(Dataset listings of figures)
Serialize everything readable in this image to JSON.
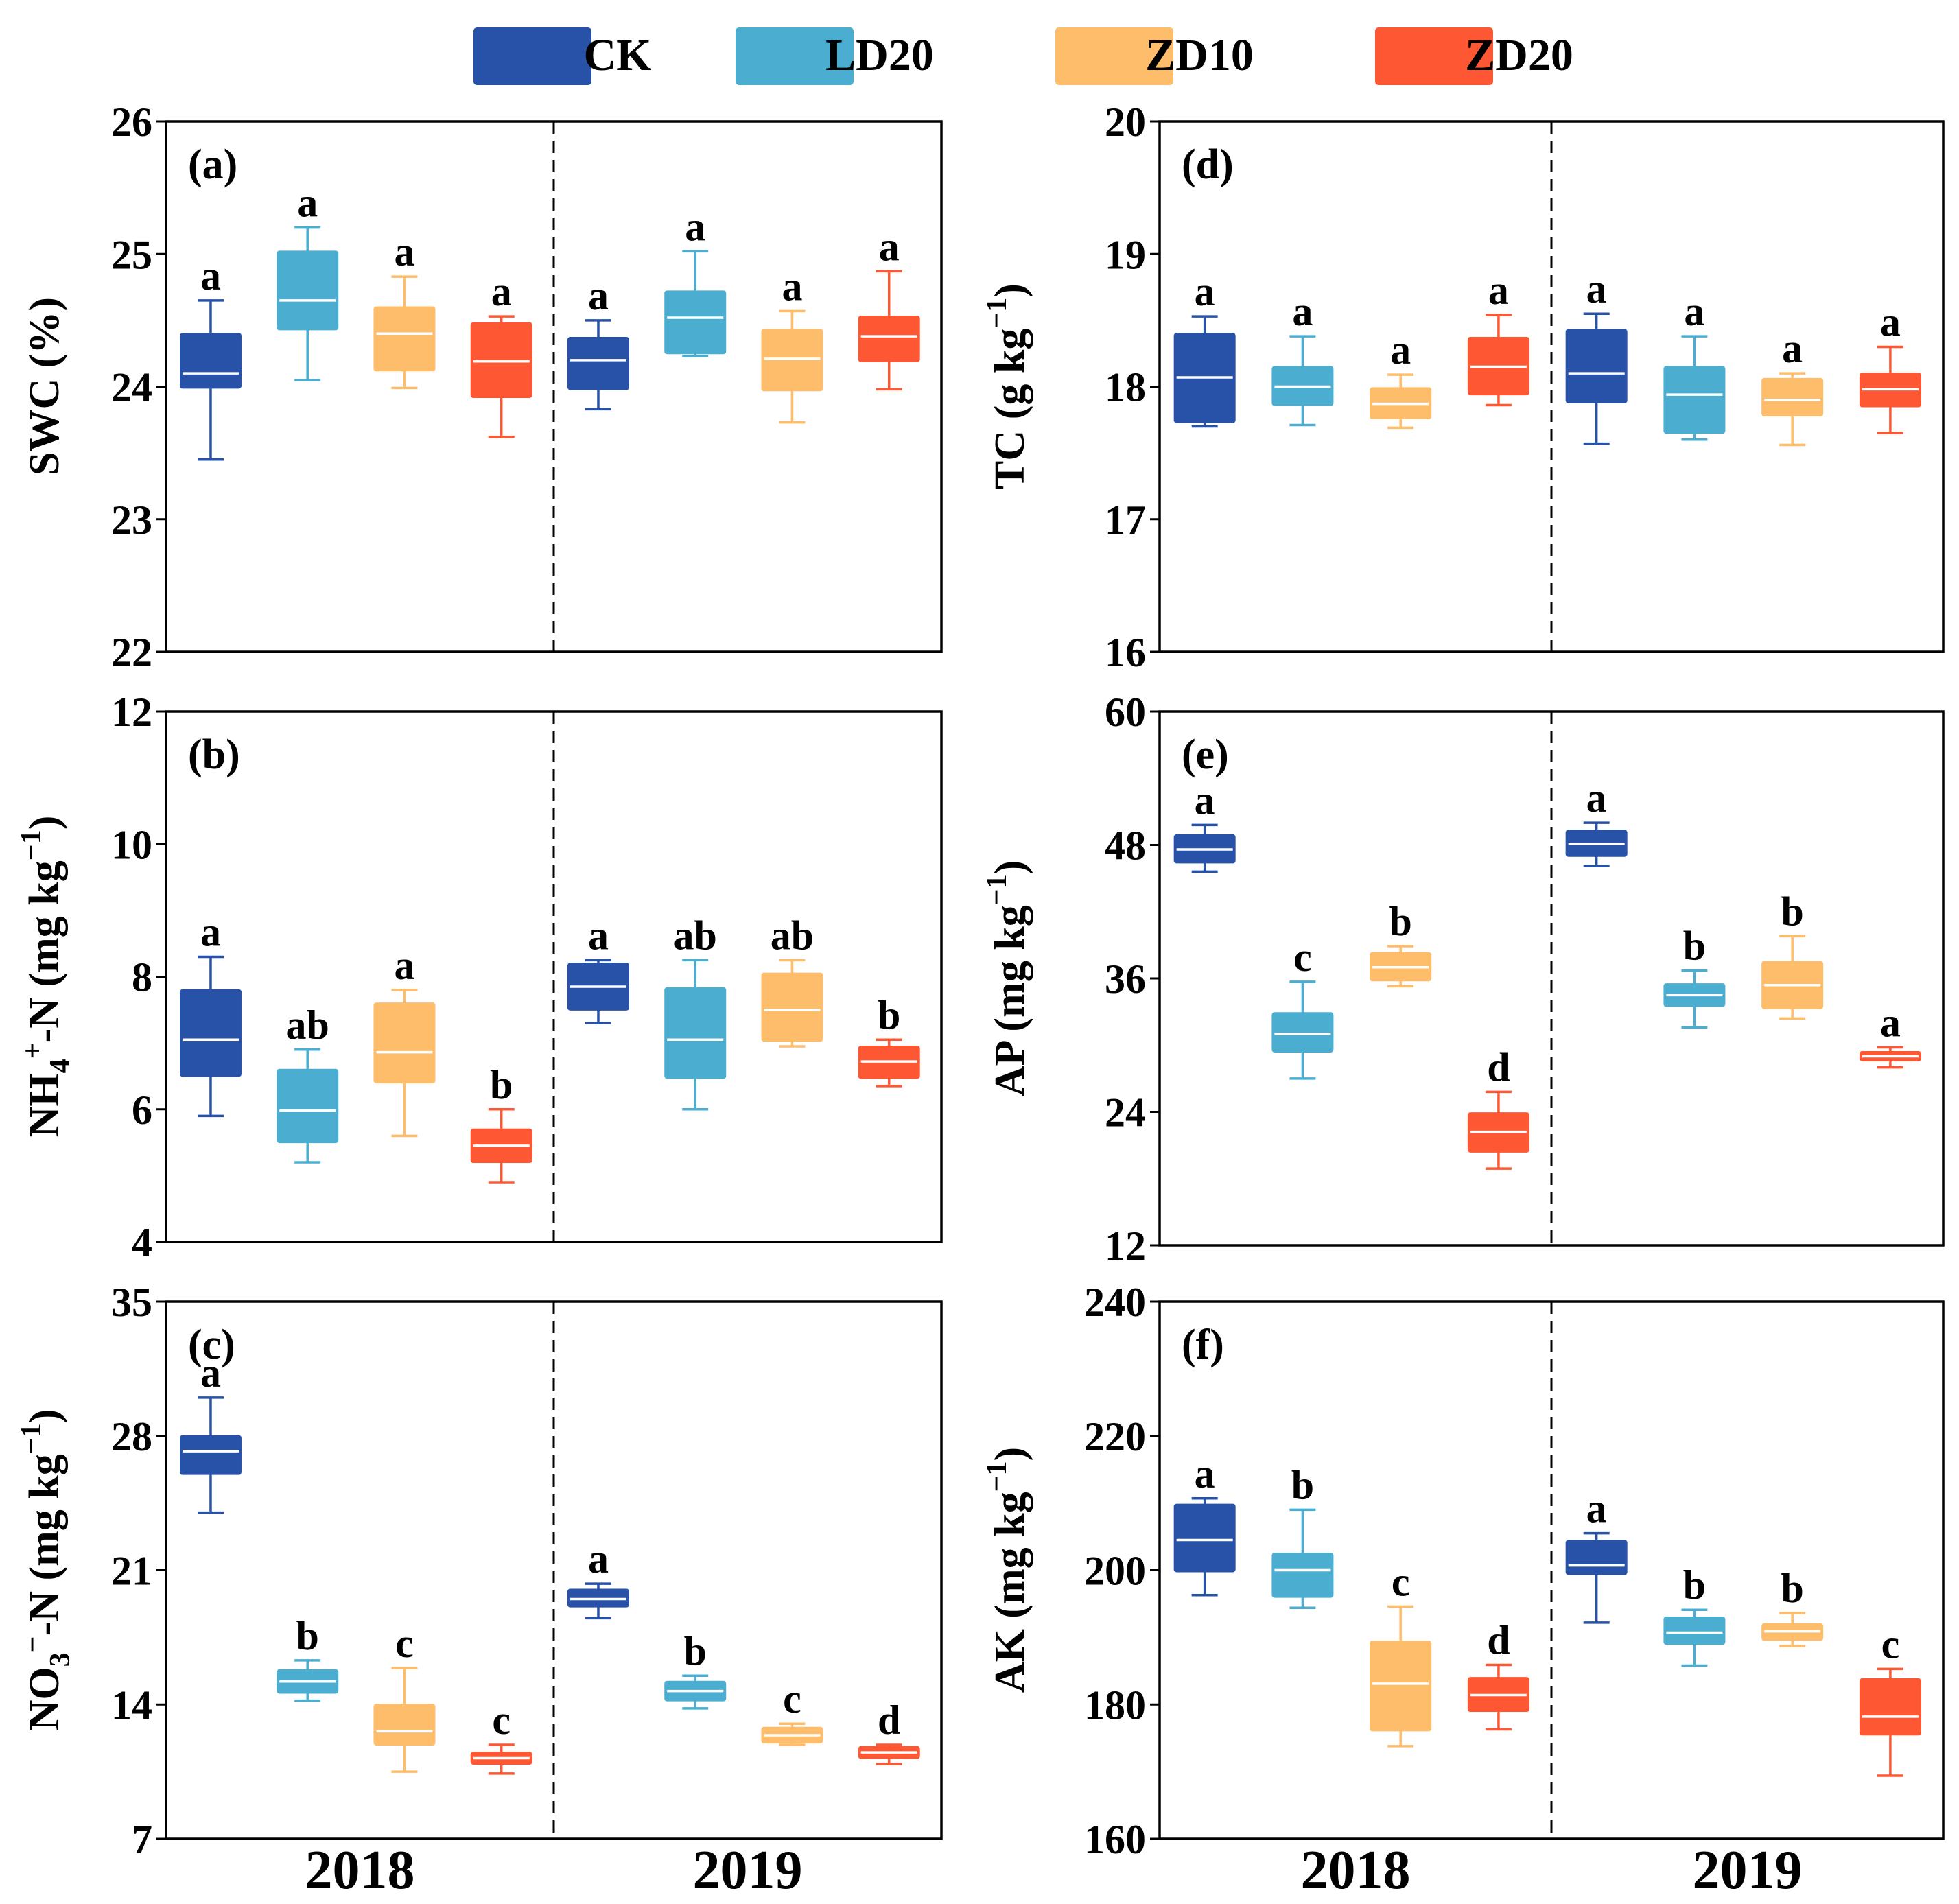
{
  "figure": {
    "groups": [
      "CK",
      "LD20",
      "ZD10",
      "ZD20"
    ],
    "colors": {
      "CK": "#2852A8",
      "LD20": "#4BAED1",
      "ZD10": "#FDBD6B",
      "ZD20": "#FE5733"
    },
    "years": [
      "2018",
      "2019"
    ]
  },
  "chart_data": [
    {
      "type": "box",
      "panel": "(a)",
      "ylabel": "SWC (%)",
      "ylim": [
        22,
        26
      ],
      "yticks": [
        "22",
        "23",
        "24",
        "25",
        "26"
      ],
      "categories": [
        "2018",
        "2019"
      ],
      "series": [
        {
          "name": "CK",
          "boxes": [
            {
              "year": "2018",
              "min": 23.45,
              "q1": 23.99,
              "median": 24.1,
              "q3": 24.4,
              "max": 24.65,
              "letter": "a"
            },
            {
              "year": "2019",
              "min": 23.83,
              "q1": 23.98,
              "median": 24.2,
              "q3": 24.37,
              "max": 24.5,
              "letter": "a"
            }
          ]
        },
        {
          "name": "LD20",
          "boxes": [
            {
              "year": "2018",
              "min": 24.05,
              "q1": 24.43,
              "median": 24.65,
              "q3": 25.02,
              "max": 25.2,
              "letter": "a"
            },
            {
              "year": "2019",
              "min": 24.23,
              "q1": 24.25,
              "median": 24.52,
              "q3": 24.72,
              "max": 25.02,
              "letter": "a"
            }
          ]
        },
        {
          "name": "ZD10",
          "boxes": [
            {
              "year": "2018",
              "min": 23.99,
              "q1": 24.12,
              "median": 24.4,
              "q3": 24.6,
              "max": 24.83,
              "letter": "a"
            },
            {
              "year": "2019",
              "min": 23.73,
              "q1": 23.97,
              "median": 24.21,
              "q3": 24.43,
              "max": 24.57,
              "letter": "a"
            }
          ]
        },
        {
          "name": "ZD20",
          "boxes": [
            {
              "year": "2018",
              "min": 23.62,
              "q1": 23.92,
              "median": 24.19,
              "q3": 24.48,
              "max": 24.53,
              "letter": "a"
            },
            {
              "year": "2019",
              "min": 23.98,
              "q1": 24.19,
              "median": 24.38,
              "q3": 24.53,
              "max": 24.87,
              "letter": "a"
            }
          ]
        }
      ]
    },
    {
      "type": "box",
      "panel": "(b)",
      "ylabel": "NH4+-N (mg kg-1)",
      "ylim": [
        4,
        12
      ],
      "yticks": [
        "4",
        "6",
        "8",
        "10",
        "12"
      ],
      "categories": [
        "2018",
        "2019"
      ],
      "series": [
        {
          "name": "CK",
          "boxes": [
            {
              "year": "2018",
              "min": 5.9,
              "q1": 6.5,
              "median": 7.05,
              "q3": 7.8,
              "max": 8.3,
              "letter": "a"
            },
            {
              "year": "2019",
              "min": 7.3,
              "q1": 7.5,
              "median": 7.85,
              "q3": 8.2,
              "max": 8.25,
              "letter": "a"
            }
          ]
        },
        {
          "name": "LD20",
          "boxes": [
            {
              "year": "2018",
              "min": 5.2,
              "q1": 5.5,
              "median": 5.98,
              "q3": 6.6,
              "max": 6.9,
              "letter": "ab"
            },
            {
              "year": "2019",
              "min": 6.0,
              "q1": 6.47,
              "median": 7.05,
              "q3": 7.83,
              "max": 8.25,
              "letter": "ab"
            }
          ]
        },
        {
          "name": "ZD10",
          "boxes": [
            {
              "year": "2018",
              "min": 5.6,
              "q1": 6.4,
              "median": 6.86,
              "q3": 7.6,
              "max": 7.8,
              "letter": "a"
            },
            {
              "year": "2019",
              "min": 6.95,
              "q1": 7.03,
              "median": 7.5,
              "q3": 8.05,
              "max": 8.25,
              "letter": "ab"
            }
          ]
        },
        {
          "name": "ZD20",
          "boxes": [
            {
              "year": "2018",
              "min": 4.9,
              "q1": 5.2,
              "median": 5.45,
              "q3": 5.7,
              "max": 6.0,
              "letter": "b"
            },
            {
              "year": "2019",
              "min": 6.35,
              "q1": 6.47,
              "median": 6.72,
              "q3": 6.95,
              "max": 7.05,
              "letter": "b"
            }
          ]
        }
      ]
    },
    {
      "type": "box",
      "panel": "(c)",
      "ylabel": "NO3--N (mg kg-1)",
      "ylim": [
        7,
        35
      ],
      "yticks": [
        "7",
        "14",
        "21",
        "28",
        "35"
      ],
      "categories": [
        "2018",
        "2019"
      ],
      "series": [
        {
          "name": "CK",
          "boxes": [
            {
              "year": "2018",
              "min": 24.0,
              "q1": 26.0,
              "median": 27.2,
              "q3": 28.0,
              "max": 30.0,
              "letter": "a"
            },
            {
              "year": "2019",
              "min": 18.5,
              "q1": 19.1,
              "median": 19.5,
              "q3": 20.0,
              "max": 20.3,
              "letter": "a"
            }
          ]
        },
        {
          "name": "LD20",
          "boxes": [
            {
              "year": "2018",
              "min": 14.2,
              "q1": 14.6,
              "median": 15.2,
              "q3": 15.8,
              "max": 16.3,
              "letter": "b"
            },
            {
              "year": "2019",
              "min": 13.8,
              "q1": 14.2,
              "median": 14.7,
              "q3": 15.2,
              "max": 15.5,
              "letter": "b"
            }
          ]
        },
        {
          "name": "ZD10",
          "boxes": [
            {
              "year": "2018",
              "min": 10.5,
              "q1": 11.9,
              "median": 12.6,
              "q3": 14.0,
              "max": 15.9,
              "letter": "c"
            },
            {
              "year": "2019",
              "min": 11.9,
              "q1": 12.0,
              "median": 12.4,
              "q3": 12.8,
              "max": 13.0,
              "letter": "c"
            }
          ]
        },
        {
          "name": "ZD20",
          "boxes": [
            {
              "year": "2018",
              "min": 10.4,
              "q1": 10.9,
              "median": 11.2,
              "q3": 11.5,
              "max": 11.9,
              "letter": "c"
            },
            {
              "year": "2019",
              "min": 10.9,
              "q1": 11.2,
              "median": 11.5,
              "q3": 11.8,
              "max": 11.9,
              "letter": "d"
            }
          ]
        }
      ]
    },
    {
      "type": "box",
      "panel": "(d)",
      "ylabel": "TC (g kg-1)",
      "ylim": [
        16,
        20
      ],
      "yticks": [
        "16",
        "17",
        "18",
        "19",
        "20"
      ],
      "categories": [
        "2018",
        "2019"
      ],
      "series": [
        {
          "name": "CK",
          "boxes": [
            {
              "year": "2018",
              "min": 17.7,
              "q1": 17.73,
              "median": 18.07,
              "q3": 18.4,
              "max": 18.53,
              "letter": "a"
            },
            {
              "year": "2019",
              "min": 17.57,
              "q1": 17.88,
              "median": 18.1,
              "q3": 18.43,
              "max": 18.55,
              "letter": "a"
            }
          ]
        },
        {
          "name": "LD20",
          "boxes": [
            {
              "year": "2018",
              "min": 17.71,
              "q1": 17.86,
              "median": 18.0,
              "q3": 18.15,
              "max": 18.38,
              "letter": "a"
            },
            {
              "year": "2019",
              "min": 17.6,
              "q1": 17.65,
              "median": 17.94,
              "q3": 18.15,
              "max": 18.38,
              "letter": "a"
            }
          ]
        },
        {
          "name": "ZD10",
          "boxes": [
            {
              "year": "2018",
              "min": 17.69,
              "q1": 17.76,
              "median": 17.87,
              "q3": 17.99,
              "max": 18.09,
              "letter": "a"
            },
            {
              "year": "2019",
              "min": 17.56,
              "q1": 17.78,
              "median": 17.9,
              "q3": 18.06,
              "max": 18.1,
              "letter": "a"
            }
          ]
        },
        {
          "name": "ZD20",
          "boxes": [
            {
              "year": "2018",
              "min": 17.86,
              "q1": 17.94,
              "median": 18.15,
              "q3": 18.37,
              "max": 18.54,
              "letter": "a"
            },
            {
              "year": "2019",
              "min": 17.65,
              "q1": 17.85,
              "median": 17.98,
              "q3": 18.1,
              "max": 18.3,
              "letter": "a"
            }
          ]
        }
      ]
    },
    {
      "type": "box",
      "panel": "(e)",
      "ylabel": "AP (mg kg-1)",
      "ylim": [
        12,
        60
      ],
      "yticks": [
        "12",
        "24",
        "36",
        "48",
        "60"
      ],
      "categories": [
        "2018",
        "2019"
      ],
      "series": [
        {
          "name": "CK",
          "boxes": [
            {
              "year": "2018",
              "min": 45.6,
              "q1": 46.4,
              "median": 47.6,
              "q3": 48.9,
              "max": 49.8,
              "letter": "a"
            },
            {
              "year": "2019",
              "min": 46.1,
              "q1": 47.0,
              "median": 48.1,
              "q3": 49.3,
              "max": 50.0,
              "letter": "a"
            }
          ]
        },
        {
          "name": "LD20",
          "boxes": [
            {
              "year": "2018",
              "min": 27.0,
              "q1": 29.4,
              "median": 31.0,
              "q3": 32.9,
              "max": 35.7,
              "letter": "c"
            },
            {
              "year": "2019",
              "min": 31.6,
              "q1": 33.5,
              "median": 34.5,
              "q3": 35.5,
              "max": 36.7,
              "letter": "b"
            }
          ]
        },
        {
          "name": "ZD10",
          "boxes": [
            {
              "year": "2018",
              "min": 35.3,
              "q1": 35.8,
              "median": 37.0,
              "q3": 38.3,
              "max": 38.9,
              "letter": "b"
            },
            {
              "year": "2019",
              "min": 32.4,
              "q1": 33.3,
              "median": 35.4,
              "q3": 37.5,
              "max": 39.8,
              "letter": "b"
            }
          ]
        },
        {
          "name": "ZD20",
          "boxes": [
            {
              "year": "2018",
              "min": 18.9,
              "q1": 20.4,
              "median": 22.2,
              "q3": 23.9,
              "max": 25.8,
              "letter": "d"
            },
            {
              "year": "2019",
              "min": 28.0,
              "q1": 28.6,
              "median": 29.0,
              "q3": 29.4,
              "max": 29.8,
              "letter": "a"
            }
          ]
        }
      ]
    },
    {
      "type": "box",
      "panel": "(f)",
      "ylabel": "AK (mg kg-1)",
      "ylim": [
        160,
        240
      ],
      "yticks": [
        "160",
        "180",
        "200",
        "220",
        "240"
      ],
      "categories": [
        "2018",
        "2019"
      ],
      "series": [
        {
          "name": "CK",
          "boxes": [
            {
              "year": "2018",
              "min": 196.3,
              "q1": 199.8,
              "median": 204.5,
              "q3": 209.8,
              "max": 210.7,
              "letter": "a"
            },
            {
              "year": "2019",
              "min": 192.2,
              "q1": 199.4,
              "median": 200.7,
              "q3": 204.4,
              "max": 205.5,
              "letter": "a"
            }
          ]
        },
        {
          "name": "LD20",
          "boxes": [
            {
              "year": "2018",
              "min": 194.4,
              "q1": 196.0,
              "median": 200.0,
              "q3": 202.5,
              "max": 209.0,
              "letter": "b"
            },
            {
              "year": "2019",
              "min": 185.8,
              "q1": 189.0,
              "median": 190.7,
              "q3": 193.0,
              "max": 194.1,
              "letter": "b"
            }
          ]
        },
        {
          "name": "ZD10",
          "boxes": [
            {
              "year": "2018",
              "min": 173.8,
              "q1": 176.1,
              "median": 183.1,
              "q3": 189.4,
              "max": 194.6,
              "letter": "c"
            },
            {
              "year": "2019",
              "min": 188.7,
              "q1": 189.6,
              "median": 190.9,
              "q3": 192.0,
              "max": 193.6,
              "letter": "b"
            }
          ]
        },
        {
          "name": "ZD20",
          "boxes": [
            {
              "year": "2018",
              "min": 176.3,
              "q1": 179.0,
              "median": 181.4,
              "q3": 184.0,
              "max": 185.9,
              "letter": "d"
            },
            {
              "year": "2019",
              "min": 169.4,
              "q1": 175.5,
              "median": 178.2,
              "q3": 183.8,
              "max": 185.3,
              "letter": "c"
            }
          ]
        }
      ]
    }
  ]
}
...
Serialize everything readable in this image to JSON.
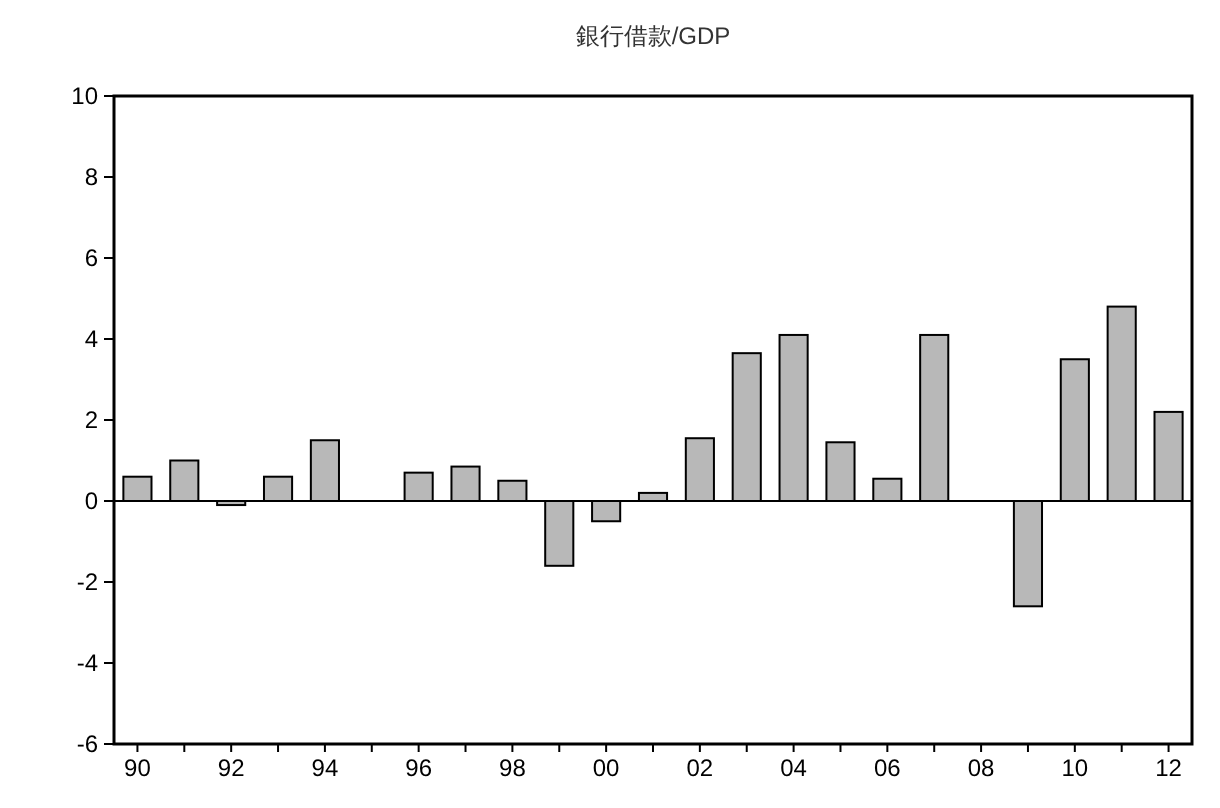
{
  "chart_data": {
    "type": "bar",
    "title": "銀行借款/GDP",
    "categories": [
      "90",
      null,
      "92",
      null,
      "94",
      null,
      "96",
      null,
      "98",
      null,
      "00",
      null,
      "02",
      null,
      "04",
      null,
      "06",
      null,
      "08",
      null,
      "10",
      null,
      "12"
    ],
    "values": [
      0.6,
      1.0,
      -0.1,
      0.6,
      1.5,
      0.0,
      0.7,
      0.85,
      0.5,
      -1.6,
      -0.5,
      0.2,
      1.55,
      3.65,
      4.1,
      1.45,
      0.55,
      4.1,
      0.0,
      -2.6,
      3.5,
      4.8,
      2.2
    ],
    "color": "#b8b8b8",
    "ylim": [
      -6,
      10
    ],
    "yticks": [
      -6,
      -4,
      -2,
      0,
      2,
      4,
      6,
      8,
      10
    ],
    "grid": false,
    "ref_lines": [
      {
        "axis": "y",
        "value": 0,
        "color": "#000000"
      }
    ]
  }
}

## Your objective:
Return all the lines that contain the string "ylabel".

## Task result:
      "ylabel": "SWC (%)",
      "ylabel": "NH4+-N (mg kg-1)",
      "ylabel": "NO3--N (mg kg-1)",
      "ylabel": "TC (g kg-1)",
      "ylabel": "AP (mg kg-1)",
      "ylabel": "AK (mg kg-1)",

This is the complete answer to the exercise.